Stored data
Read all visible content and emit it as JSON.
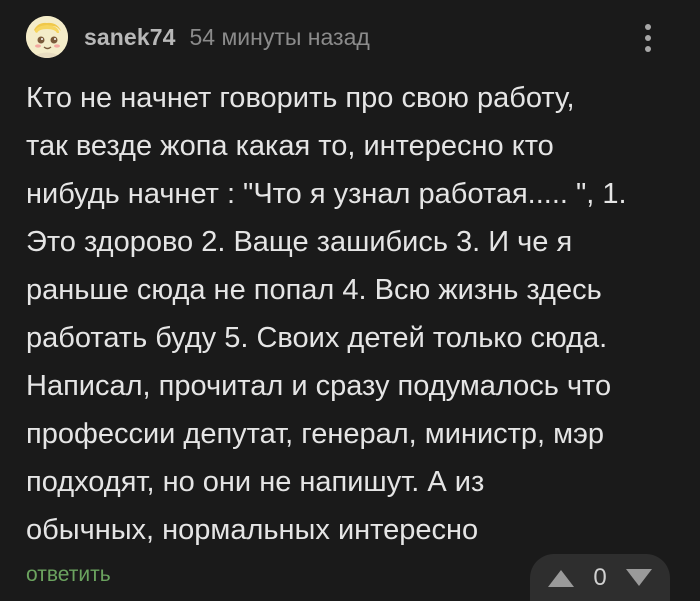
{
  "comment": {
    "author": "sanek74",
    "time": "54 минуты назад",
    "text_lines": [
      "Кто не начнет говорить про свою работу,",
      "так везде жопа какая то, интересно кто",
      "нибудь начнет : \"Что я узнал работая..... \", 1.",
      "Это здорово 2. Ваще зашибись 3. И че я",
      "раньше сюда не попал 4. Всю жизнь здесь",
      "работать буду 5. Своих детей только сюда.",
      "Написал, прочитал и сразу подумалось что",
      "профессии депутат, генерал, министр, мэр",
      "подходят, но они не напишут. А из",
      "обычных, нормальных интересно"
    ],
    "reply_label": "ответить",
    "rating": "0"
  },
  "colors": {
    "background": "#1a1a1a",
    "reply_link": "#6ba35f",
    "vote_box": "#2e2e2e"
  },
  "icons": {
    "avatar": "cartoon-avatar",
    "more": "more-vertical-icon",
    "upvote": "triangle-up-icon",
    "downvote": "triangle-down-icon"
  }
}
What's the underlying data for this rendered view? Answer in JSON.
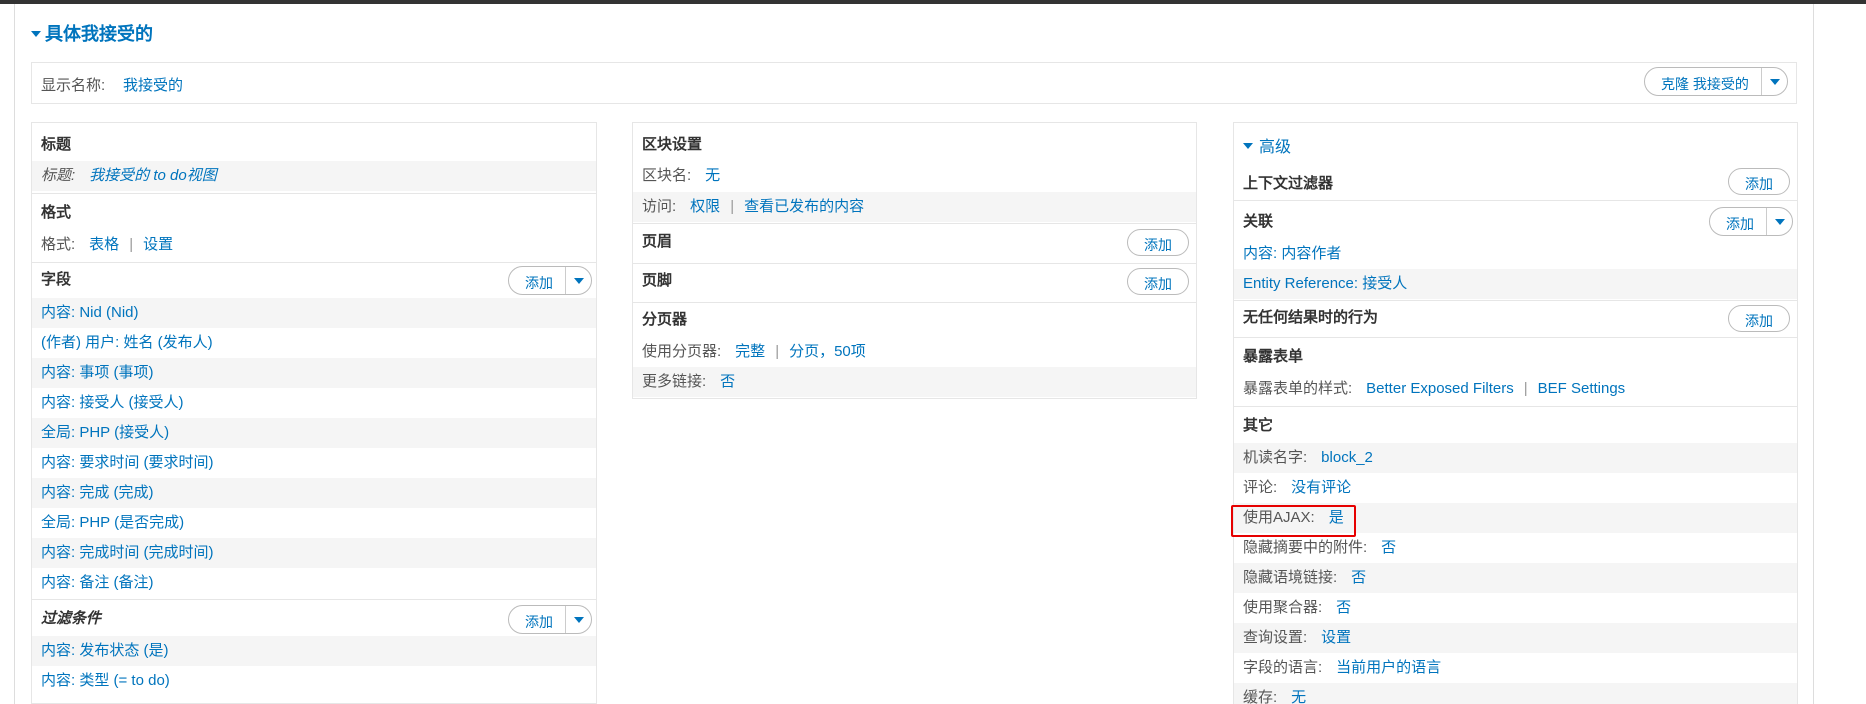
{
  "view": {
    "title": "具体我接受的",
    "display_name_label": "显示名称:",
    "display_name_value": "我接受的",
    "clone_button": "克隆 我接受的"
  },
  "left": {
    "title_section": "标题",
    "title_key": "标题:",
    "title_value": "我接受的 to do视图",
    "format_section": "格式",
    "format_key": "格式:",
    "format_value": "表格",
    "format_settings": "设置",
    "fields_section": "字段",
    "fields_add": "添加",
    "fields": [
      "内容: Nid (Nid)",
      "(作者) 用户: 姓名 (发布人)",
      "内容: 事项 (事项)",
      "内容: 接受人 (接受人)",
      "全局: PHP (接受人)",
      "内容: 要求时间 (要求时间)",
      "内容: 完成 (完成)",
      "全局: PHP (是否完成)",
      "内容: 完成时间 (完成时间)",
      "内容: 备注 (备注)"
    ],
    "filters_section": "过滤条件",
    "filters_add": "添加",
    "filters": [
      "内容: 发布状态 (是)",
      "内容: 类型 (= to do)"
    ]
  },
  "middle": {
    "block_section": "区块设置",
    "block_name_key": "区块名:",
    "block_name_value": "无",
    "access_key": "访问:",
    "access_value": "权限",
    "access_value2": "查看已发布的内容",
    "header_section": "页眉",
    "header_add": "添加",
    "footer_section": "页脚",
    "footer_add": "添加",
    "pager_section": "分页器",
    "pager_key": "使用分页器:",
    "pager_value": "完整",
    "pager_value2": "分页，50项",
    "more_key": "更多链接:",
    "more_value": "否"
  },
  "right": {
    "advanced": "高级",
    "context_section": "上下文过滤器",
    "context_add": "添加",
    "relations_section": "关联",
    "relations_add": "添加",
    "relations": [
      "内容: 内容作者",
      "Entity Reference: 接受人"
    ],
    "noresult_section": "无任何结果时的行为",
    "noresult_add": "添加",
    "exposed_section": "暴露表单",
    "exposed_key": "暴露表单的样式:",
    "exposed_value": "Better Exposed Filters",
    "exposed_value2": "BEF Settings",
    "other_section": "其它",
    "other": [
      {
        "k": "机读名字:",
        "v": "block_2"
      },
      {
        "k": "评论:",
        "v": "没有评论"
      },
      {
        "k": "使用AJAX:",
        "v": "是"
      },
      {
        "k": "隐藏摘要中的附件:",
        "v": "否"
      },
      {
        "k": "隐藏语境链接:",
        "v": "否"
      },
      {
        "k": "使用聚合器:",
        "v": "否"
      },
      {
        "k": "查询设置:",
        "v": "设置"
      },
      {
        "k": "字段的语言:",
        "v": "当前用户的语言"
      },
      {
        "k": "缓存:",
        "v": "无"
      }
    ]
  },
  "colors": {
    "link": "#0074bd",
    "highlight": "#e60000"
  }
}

==

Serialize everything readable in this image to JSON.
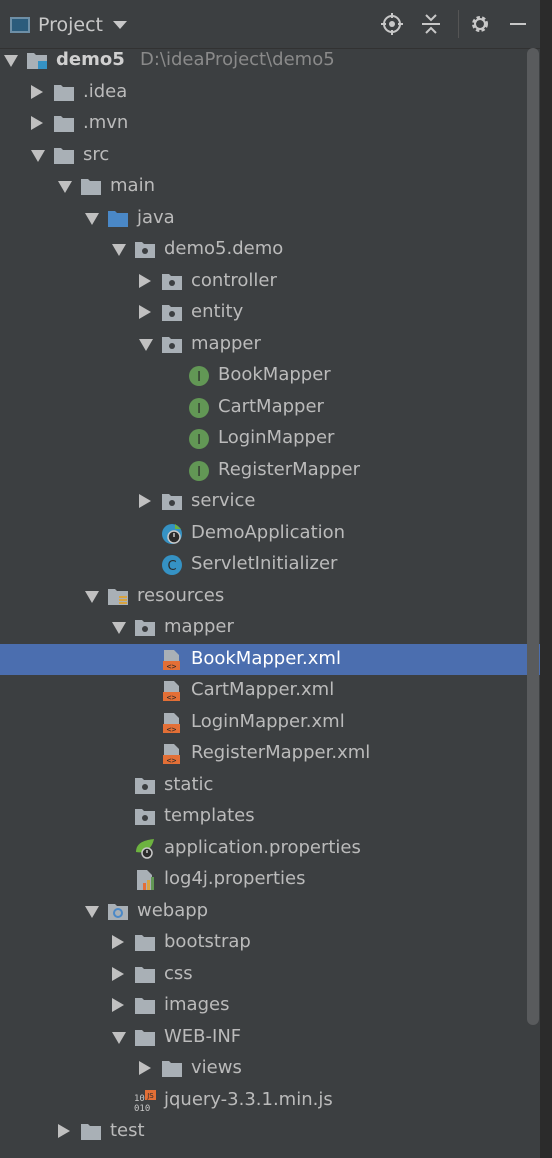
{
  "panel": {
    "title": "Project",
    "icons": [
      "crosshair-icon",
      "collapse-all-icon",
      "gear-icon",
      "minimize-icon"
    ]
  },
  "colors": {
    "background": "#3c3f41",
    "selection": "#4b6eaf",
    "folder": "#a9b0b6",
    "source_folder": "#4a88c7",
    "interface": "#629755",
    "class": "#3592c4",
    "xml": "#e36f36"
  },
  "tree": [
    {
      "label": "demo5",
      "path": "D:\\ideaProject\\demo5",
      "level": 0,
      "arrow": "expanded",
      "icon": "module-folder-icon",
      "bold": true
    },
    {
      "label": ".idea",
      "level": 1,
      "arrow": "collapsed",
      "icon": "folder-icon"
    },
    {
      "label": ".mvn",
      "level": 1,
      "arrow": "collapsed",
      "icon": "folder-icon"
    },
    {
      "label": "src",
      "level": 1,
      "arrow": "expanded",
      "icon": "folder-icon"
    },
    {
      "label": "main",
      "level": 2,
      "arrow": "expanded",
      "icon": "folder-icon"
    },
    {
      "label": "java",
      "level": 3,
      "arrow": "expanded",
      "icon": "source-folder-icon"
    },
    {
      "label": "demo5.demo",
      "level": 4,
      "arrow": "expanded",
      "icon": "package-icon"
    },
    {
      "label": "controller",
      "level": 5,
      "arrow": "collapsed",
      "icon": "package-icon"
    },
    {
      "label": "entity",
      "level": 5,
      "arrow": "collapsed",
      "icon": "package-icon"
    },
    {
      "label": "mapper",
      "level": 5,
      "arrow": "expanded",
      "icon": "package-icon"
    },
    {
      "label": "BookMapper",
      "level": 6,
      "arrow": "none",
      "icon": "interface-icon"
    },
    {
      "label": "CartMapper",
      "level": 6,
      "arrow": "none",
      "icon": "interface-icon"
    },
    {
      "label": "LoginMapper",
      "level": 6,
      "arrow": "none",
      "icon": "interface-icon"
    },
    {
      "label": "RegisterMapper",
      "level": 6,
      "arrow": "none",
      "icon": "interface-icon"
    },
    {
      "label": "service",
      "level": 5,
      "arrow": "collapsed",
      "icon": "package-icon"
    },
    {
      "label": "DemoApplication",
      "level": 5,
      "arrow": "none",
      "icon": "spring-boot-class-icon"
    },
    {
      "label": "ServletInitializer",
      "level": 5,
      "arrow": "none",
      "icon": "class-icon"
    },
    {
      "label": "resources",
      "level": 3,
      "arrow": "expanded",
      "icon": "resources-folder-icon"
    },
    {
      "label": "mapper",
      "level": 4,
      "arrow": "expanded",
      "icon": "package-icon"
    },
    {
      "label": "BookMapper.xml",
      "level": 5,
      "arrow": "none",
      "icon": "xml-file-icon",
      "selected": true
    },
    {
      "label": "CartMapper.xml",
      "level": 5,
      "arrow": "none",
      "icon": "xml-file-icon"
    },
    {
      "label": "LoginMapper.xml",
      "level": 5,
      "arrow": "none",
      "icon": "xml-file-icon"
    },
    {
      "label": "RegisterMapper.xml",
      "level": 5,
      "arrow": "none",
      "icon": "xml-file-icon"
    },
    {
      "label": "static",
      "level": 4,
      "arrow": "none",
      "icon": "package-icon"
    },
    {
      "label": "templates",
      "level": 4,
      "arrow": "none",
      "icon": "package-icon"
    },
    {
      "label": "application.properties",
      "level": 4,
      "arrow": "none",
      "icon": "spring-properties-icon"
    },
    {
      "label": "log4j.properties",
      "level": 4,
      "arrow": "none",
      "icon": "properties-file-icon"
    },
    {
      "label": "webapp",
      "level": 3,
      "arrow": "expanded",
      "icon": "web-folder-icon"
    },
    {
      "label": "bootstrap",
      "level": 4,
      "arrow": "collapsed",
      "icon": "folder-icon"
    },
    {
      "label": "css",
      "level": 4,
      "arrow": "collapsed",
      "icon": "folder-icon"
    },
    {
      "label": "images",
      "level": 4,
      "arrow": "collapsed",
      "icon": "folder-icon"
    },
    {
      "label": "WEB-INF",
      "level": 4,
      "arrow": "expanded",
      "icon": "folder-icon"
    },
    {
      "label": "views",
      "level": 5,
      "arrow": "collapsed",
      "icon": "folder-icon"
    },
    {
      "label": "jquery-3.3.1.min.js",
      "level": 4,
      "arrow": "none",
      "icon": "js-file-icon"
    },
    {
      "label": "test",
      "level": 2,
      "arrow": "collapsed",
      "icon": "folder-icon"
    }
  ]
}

▸ What this task involves: Report how many lines above hold the string "начнет", giving nothing but the number.

▸ Full solution: 2